Your task is to print the material below exactly as presented.

-- BEGIN --

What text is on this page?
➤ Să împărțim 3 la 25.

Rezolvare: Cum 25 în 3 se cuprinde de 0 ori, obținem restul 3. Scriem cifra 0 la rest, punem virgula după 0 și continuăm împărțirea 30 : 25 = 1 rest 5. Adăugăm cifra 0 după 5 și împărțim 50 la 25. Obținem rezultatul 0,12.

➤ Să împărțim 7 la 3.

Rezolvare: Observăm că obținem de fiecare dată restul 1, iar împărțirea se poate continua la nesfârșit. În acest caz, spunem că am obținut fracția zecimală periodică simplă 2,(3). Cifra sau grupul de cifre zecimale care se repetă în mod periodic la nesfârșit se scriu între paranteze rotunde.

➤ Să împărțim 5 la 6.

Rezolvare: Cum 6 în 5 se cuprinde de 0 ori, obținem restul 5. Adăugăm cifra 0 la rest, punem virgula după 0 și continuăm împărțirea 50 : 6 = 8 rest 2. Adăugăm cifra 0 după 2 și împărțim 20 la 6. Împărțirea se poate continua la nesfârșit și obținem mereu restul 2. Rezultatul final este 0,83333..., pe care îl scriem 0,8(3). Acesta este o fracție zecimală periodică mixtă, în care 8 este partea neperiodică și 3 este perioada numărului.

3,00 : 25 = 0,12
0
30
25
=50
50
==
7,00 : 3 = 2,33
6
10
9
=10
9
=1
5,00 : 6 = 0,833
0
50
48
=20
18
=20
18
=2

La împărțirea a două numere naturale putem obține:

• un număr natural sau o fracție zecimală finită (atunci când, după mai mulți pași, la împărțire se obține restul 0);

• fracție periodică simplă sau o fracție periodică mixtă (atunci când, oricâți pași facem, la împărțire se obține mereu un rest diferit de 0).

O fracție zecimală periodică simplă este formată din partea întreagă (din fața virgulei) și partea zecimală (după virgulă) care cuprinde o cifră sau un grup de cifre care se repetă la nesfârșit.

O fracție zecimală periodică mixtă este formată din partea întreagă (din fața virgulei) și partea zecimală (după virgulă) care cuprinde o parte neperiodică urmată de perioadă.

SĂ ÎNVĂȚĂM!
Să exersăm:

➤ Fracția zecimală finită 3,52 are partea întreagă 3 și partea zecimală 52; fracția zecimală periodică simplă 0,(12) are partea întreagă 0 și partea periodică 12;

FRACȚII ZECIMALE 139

-- END --

* Answer to this problem:
What text is on this page?
➤ Să împărțim 3 la 25.

Rezolvare: Cum 25 în 3 se cuprinde de 0 ori, obținem restul 3. Scriem cifra 0 la rest, punem virgula după 0 și continuăm împărțirea 30 : 25 = 1 rest 5. Adăugăm cifra 0 după 5 și împărțim 50 la 25. Obținem rezultatul 0,12.

➤ Să împărțim 7 la 3.

Rezolvare: Observăm că obținem de fiecare dată restul 1, iar împărțirea se poate continua la nesfârșit. În acest caz, spunem că am obținut fracția zecimală periodică simplă 2,(3). Cifra sau grupul de cifre zecimale care se repetă în mod periodic la nesfârșit se scriu între paranteze rotunde.

➤ Să împărțim 5 la 6.

Rezolvare: Cum 6 în 5 se cuprinde de 0 ori, obținem restul 5. Adăugăm cifra 0 la rest, punem virgula după 0 și continuăm împărțirea 50 : 6 = 8 rest 2. Adăugăm cifra 0 după 2 și împărțim 20 la 6. Împărțirea se poate continua la nesfârșit și obținem mereu restul 2. Rezultatul final este 0,83333..., pe care îl scriem 0,8(3). Acesta este o fracție zecimală periodică mixtă, în care 8 este partea neperiodică și 3 este perioada numărului.

3,00 : 25 = 0,12
0
30
25
=50
50
==
7,00 : 3 = 2,33
6
10
9
=10
9
=1
5,00 : 6 = 0,833
0
50
48
=20
18
=20
18
=2

La împărțirea a două numere naturale putem obține:

• un număr natural sau o fracție zecimală finită (atunci când, după mai mulți pași, la împărțire se obține restul 0);

• fracție periodică simplă sau o fracție periodică mixtă (atunci când, oricâți pași facem, la împărțire se obține mereu un rest diferit de 0).

O fracție zecimală periodică simplă este formată din partea întreagă (din fața virgulei) și partea zecimală (după virgulă) care cuprinde o cifră sau un grup de cifre care se repetă la nesfârșit.

O fracție zecimală periodică mixtă este formată din partea întreagă (din fața virgulei) și partea zecimală (după virgulă) care cuprinde o parte neperiodică urmată de perioadă.

SĂ ÎNVĂȚĂM!
Să exersăm:

➤ Fracția zecimală finită 3,52 are partea întreagă 3 și partea zecimală 52; fracția zecimală periodică simplă 0,(12) are partea întreagă 0 și partea periodică 12;

FRACȚII ZECIMALE 139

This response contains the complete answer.